Rename every "stat-home-bar" in the data to "stat-home-fill" and reproduce all lines with nothing else changed.

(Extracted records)
— start —
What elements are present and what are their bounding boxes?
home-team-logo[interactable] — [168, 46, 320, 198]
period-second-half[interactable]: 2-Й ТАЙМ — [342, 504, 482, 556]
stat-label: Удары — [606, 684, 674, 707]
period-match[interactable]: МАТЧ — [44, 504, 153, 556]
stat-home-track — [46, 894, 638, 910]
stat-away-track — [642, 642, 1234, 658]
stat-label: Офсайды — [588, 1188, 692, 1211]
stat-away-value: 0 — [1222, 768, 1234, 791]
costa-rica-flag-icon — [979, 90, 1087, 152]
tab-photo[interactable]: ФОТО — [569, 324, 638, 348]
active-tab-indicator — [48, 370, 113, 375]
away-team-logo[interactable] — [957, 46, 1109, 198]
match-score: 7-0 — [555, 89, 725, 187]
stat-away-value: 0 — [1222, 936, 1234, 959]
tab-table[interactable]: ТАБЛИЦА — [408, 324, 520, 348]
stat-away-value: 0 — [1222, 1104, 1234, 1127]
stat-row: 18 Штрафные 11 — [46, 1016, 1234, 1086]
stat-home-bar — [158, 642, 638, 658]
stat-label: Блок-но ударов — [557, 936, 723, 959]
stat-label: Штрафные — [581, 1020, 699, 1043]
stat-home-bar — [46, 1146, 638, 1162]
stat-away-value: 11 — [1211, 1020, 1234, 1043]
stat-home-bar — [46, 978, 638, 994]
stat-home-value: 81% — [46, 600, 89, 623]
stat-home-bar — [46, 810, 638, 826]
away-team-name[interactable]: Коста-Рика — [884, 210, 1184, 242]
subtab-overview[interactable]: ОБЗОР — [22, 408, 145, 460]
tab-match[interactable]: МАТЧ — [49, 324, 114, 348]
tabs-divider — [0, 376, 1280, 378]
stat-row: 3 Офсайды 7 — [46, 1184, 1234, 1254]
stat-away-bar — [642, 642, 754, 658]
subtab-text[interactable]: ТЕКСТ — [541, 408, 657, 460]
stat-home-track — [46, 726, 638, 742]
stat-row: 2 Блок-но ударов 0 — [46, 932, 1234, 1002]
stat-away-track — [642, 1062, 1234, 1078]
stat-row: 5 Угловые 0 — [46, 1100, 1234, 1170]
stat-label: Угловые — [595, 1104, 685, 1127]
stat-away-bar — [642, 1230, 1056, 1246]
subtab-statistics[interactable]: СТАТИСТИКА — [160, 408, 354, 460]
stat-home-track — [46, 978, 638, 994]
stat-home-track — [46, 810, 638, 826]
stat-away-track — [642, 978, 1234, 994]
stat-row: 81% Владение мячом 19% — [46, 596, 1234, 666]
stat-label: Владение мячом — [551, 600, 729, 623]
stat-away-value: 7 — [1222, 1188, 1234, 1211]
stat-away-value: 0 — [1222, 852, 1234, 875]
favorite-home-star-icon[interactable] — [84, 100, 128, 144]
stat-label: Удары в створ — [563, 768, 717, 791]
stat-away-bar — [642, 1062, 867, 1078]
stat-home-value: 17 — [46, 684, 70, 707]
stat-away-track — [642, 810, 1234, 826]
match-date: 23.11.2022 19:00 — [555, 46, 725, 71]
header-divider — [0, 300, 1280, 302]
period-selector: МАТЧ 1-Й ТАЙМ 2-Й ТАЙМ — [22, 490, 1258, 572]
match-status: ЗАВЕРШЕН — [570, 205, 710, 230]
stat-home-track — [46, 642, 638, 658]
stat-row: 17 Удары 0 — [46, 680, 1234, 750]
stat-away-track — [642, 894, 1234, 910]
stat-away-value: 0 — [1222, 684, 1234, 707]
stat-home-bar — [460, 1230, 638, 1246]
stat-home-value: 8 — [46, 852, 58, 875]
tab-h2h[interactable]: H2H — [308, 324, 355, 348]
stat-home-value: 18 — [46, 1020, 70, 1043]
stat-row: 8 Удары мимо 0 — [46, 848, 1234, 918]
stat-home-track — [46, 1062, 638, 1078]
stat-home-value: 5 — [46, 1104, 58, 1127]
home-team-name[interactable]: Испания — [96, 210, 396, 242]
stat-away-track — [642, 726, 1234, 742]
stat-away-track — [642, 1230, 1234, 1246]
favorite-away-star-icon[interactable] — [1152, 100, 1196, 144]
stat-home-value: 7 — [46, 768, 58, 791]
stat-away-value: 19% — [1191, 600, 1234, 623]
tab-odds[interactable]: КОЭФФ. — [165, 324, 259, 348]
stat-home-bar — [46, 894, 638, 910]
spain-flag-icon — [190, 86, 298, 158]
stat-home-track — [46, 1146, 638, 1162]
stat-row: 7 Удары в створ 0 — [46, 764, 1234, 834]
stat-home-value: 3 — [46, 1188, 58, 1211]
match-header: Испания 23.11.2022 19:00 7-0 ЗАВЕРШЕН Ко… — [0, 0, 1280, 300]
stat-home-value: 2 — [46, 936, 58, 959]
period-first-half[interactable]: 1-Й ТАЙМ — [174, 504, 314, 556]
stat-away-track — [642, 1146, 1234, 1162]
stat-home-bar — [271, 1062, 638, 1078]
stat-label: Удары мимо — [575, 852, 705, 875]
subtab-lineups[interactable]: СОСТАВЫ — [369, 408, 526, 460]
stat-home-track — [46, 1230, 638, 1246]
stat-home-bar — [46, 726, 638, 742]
— end —
◆ FINISHED TASK ◆
What elements are present and what are their bounding boxes?
home-team-logo[interactable] — [168, 46, 320, 198]
period-second-half[interactable]: 2-Й ТАЙМ — [342, 504, 482, 556]
stat-label: Удары — [606, 684, 674, 707]
period-match[interactable]: МАТЧ — [44, 504, 153, 556]
stat-home-track — [46, 894, 638, 910]
stat-away-track — [642, 642, 1234, 658]
stat-label: Офсайды — [588, 1188, 692, 1211]
stat-away-value: 0 — [1222, 768, 1234, 791]
costa-rica-flag-icon — [979, 90, 1087, 152]
tab-photo[interactable]: ФОТО — [569, 324, 638, 348]
active-tab-indicator — [48, 370, 113, 375]
away-team-logo[interactable] — [957, 46, 1109, 198]
match-score: 7-0 — [555, 89, 725, 187]
stat-away-value: 0 — [1222, 936, 1234, 959]
tab-table[interactable]: ТАБЛИЦА — [408, 324, 520, 348]
stat-away-value: 0 — [1222, 1104, 1234, 1127]
stat-row: 18 Штрафные 11 — [46, 1016, 1234, 1086]
stat-home-fill — [158, 642, 638, 658]
stat-label: Блок-но ударов — [557, 936, 723, 959]
stat-label: Штрафные — [581, 1020, 699, 1043]
stat-home-fill — [46, 1146, 638, 1162]
stat-away-value: 11 — [1211, 1020, 1234, 1043]
stat-home-fill — [46, 978, 638, 994]
stat-home-value: 81% — [46, 600, 89, 623]
stat-home-fill — [46, 810, 638, 826]
away-team-name[interactable]: Коста-Рика — [884, 210, 1184, 242]
subtab-overview[interactable]: ОБЗОР — [22, 408, 145, 460]
tab-match[interactable]: МАТЧ — [49, 324, 114, 348]
tabs-divider — [0, 376, 1280, 378]
stat-row: 3 Офсайды 7 — [46, 1184, 1234, 1254]
stat-away-bar — [642, 642, 754, 658]
subtab-text[interactable]: ТЕКСТ — [541, 408, 657, 460]
stat-home-track — [46, 726, 638, 742]
stat-row: 2 Блок-но ударов 0 — [46, 932, 1234, 1002]
stat-away-track — [642, 1062, 1234, 1078]
stat-row: 5 Угловые 0 — [46, 1100, 1234, 1170]
stat-label: Угловые — [595, 1104, 685, 1127]
stat-away-bar — [642, 1230, 1056, 1246]
subtab-statistics[interactable]: СТАТИСТИКА — [160, 408, 354, 460]
stat-home-track — [46, 978, 638, 994]
stat-home-track — [46, 810, 638, 826]
stat-away-track — [642, 978, 1234, 994]
stat-row: 81% Владение мячом 19% — [46, 596, 1234, 666]
stat-label: Владение мячом — [551, 600, 729, 623]
stat-away-value: 7 — [1222, 1188, 1234, 1211]
stat-away-value: 0 — [1222, 852, 1234, 875]
favorite-home-star-icon[interactable] — [84, 100, 128, 144]
stat-label: Удары в створ — [563, 768, 717, 791]
stat-away-bar — [642, 1062, 867, 1078]
stat-home-value: 17 — [46, 684, 70, 707]
stat-away-track — [642, 810, 1234, 826]
match-date: 23.11.2022 19:00 — [555, 46, 725, 71]
header-divider — [0, 300, 1280, 302]
period-selector: МАТЧ 1-Й ТАЙМ 2-Й ТАЙМ — [22, 490, 1258, 572]
match-status: ЗАВЕРШЕН — [570, 205, 710, 230]
stat-home-track — [46, 642, 638, 658]
stat-row: 17 Удары 0 — [46, 680, 1234, 750]
stat-away-track — [642, 894, 1234, 910]
stat-away-value: 0 — [1222, 684, 1234, 707]
stat-home-fill — [460, 1230, 638, 1246]
stat-home-value: 8 — [46, 852, 58, 875]
tab-h2h[interactable]: H2H — [308, 324, 355, 348]
stat-home-value: 18 — [46, 1020, 70, 1043]
stat-row: 8 Удары мимо 0 — [46, 848, 1234, 918]
stat-home-track — [46, 1062, 638, 1078]
stat-home-value: 5 — [46, 1104, 58, 1127]
home-team-name[interactable]: Испания — [96, 210, 396, 242]
stat-away-track — [642, 726, 1234, 742]
stat-away-track — [642, 1230, 1234, 1246]
favorite-away-star-icon[interactable] — [1152, 100, 1196, 144]
stat-home-value: 7 — [46, 768, 58, 791]
stat-away-value: 19% — [1191, 600, 1234, 623]
tab-odds[interactable]: КОЭФФ. — [165, 324, 259, 348]
stat-home-fill — [46, 894, 638, 910]
spain-flag-icon — [190, 86, 298, 158]
stat-home-track — [46, 1146, 638, 1162]
stat-row: 7 Удары в створ 0 — [46, 764, 1234, 834]
stat-home-value: 3 — [46, 1188, 58, 1211]
match-header: Испания 23.11.2022 19:00 7-0 ЗАВЕРШЕН Ко… — [0, 0, 1280, 300]
stat-home-value: 2 — [46, 936, 58, 959]
period-first-half[interactable]: 1-Й ТАЙМ — [174, 504, 314, 556]
stat-away-track — [642, 1146, 1234, 1162]
stat-home-fill — [271, 1062, 638, 1078]
stat-label: Удары мимо — [575, 852, 705, 875]
subtab-lineups[interactable]: СОСТАВЫ — [369, 408, 526, 460]
stat-home-track — [46, 1230, 638, 1246]
stat-home-fill — [46, 726, 638, 742]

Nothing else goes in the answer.